WHAT IS ASKED ->
Find the lines below that contain the string "Revert". Copy each one.

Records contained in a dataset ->
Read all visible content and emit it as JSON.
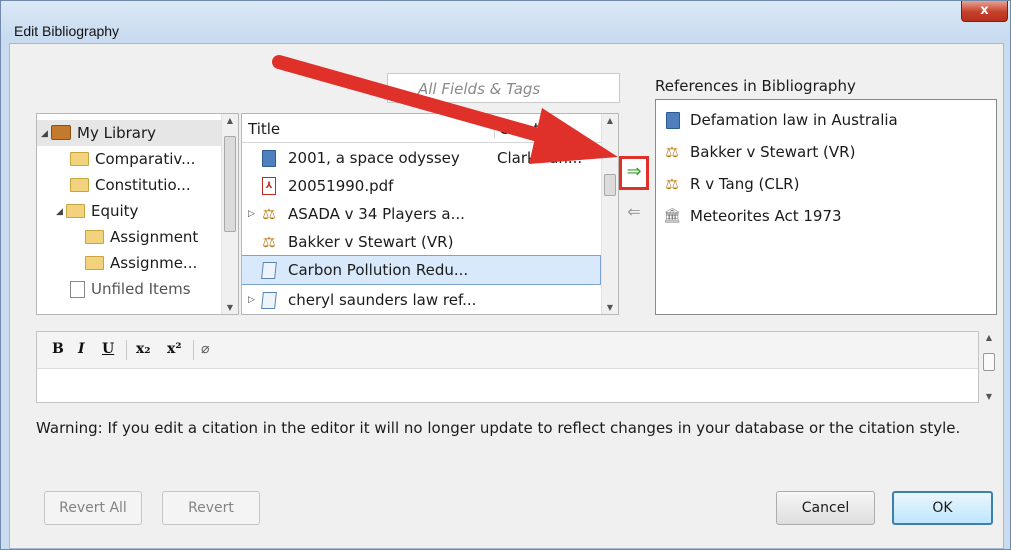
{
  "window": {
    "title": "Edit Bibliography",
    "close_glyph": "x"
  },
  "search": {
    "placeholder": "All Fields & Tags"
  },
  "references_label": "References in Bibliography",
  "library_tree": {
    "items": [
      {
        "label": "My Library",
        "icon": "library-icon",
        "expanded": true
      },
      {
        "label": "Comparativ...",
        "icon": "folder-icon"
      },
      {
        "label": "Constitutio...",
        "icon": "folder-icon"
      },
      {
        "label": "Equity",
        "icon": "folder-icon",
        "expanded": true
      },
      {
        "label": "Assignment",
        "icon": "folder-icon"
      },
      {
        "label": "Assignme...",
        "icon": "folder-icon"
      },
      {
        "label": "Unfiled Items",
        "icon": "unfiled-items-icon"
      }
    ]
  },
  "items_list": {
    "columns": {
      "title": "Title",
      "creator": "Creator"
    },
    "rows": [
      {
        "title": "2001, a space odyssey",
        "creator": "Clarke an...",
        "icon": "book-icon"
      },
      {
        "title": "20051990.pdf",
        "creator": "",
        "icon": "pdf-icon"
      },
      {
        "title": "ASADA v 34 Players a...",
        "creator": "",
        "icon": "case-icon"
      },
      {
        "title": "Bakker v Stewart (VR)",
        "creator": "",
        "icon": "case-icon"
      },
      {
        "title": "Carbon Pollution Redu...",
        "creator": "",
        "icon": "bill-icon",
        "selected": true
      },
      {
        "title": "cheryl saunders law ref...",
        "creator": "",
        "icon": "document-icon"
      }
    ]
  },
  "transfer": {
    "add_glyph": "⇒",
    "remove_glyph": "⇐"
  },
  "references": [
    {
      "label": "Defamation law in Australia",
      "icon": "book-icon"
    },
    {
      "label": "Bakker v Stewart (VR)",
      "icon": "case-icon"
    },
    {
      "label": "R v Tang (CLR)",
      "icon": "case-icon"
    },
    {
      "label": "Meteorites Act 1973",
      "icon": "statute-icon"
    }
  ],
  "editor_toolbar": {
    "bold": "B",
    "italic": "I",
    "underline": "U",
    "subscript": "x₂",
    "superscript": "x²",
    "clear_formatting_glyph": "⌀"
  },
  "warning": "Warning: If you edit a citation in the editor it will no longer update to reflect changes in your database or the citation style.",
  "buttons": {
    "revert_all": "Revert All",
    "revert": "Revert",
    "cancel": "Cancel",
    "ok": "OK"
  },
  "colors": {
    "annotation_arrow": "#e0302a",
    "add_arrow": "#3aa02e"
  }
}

COMPLETED TASK ->
    "revert_all": "Revert All",
    "revert": "Revert",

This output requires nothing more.